- What is needed: In the entries below, find every line with "五年级数学下册第四单元分数的意义和性质检测卷" and copy it.
*** Source data ***
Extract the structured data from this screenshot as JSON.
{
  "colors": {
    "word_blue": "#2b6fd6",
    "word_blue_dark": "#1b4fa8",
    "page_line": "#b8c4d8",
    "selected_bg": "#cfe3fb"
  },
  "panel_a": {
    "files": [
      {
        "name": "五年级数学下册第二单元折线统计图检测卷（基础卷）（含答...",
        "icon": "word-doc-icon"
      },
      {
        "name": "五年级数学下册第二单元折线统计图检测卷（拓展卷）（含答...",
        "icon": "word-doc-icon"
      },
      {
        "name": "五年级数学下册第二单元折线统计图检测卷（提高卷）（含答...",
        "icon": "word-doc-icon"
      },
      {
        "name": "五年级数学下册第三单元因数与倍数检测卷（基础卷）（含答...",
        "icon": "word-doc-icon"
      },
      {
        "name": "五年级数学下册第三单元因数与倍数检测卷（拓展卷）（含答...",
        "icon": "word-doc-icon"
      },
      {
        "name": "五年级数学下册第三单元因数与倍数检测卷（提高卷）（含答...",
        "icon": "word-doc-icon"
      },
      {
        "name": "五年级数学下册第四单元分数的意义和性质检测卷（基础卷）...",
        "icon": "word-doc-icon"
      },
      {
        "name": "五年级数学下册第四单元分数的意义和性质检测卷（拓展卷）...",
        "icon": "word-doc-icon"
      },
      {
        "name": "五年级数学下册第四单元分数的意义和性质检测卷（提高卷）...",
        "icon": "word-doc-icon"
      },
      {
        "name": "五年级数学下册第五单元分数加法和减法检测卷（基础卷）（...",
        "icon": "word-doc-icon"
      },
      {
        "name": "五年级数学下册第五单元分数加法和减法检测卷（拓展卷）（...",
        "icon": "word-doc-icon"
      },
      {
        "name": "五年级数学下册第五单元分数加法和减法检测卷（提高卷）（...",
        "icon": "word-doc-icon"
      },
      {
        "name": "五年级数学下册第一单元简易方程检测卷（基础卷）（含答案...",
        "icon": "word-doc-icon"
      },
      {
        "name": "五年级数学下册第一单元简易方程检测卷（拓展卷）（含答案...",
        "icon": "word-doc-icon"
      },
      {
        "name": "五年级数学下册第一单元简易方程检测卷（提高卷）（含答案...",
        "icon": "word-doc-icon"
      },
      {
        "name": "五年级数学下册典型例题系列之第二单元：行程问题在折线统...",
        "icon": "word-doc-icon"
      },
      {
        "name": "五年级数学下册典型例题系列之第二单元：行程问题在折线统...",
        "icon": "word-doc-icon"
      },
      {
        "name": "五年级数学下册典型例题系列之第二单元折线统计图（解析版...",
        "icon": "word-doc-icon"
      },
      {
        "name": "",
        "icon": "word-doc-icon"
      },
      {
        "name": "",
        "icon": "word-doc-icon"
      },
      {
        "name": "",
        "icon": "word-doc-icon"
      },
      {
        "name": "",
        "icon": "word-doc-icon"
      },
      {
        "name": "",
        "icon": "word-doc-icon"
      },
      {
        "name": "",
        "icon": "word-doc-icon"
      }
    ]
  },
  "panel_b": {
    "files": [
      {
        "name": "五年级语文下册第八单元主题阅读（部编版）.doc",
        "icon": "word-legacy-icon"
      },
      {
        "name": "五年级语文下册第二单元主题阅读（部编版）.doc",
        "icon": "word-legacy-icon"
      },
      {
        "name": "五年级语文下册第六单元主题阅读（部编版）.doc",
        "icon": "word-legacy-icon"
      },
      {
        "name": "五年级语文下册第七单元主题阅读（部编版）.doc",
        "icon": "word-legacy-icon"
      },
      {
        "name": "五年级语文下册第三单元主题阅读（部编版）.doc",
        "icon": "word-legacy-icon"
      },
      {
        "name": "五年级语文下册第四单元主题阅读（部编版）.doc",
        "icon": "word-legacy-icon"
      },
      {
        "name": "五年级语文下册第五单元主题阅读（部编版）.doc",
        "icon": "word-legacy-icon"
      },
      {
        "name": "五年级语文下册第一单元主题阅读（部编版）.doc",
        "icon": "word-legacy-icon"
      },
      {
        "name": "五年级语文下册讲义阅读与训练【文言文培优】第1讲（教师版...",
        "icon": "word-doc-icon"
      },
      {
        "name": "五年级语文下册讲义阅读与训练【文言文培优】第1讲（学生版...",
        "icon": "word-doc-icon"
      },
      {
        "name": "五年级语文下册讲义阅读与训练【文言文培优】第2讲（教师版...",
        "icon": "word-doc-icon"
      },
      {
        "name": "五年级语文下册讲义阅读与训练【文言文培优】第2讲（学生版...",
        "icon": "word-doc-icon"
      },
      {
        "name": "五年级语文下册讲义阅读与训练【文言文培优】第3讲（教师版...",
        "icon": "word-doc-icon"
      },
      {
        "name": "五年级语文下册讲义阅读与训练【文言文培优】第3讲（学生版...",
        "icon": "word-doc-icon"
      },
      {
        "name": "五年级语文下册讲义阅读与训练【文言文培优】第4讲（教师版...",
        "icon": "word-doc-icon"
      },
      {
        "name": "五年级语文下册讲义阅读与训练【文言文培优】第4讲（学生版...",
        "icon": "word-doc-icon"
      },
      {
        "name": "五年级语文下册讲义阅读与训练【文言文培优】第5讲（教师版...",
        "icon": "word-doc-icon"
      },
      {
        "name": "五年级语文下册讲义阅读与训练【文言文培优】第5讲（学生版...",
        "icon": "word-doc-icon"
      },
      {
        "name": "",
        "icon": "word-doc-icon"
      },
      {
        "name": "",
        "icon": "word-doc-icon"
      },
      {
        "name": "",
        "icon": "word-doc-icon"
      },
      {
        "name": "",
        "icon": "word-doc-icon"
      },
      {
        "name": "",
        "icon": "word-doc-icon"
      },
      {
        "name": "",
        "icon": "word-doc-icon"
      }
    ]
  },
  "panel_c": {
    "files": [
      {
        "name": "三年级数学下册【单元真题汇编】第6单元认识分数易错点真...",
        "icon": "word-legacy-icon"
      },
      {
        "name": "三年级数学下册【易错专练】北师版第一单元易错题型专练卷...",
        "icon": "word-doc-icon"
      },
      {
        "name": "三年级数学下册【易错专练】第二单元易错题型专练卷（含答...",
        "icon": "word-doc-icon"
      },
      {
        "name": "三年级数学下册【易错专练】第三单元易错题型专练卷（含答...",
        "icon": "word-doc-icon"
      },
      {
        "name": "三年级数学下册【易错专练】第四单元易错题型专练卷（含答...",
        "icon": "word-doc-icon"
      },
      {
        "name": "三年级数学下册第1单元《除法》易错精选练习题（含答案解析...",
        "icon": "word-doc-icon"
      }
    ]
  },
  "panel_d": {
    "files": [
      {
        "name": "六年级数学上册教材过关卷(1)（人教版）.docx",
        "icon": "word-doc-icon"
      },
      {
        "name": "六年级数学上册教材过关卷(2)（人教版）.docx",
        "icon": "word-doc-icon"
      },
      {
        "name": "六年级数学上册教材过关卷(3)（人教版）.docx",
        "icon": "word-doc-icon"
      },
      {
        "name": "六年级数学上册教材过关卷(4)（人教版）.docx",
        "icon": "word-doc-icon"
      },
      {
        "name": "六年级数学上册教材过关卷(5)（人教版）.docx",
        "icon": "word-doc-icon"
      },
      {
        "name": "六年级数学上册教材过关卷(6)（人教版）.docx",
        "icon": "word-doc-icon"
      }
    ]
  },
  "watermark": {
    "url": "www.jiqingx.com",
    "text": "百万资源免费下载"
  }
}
***
- Final answer:
        "name": "五年级数学下册第四单元分数的意义和性质检测卷（基础卷）...",
        "name": "五年级数学下册第四单元分数的意义和性质检测卷（拓展卷）...",
        "name": "五年级数学下册第四单元分数的意义和性质检测卷（提高卷）...",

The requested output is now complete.